» **EXERCISE BRIEF**:
Write out all the lines again, precisely as they stand, but without the images.

══ RAW DATA

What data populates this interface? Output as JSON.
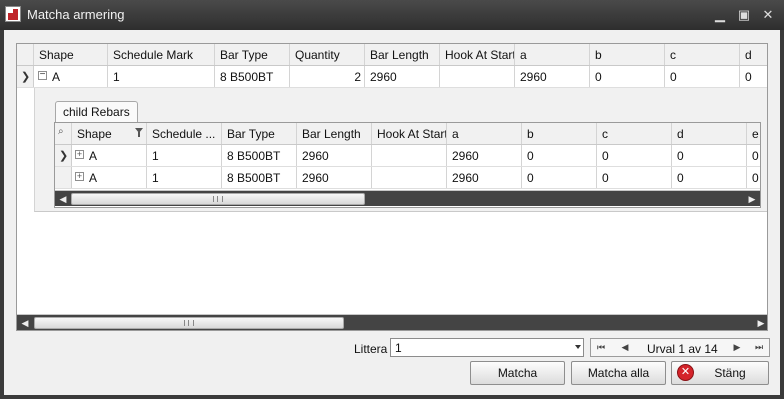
{
  "window": {
    "title": "Matcha armering"
  },
  "grid": {
    "columns": [
      "Shape",
      "Schedule Mark",
      "Bar Type",
      "Quantity",
      "Bar Length",
      "Hook At Start",
      "a",
      "b",
      "c",
      "d"
    ],
    "row": [
      "A",
      "1",
      "8 B500BT",
      "2",
      "2960",
      "",
      "2960",
      "0",
      "0",
      "0"
    ]
  },
  "child": {
    "tab_label": "child Rebars",
    "columns": [
      "Shape",
      "Schedule ...",
      "Bar Type",
      "Bar Length",
      "Hook At Start",
      "a",
      "b",
      "c",
      "d",
      "e"
    ],
    "rows": [
      [
        "A",
        "1",
        "8 B500BT",
        "2960",
        "",
        "2960",
        "0",
        "0",
        "0",
        "0"
      ],
      [
        "A",
        "1",
        "8 B500BT",
        "2960",
        "",
        "2960",
        "0",
        "0",
        "0",
        "0"
      ]
    ]
  },
  "footer": {
    "littera_label": "Littera",
    "littera_value": "1",
    "nav_text": "Urval 1 av 14",
    "matcha_label": "Matcha",
    "matcha_alla_label": "Matcha alla",
    "stang_label": "Stäng"
  },
  "icons": [
    "app-icon",
    "minimize-icon",
    "maximize-icon",
    "close-icon",
    "search-icon",
    "filter-icon",
    "expand-icon",
    "collapse-icon",
    "stop-icon"
  ]
}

════

» **SOLVED PROBLEM**:
What data populates this interface? Output as JSON.
{
  "window": {
    "title": "Matcha armering"
  },
  "grid": {
    "columns": [
      "Shape",
      "Schedule Mark",
      "Bar Type",
      "Quantity",
      "Bar Length",
      "Hook At Start",
      "a",
      "b",
      "c",
      "d"
    ],
    "row": [
      "A",
      "1",
      "8 B500BT",
      "2",
      "2960",
      "",
      "2960",
      "0",
      "0",
      "0"
    ]
  },
  "child": {
    "tab_label": "child Rebars",
    "columns": [
      "Shape",
      "Schedule ...",
      "Bar Type",
      "Bar Length",
      "Hook At Start",
      "a",
      "b",
      "c",
      "d",
      "e"
    ],
    "rows": [
      [
        "A",
        "1",
        "8 B500BT",
        "2960",
        "",
        "2960",
        "0",
        "0",
        "0",
        "0"
      ],
      [
        "A",
        "1",
        "8 B500BT",
        "2960",
        "",
        "2960",
        "0",
        "0",
        "0",
        "0"
      ]
    ]
  },
  "footer": {
    "littera_label": "Littera",
    "littera_value": "1",
    "nav_text": "Urval 1 av 14",
    "matcha_label": "Matcha",
    "matcha_alla_label": "Matcha alla",
    "stang_label": "Stäng"
  },
  "icons": [
    "app-icon",
    "minimize-icon",
    "maximize-icon",
    "close-icon",
    "search-icon",
    "filter-icon",
    "expand-icon",
    "collapse-icon",
    "stop-icon"
  ]
}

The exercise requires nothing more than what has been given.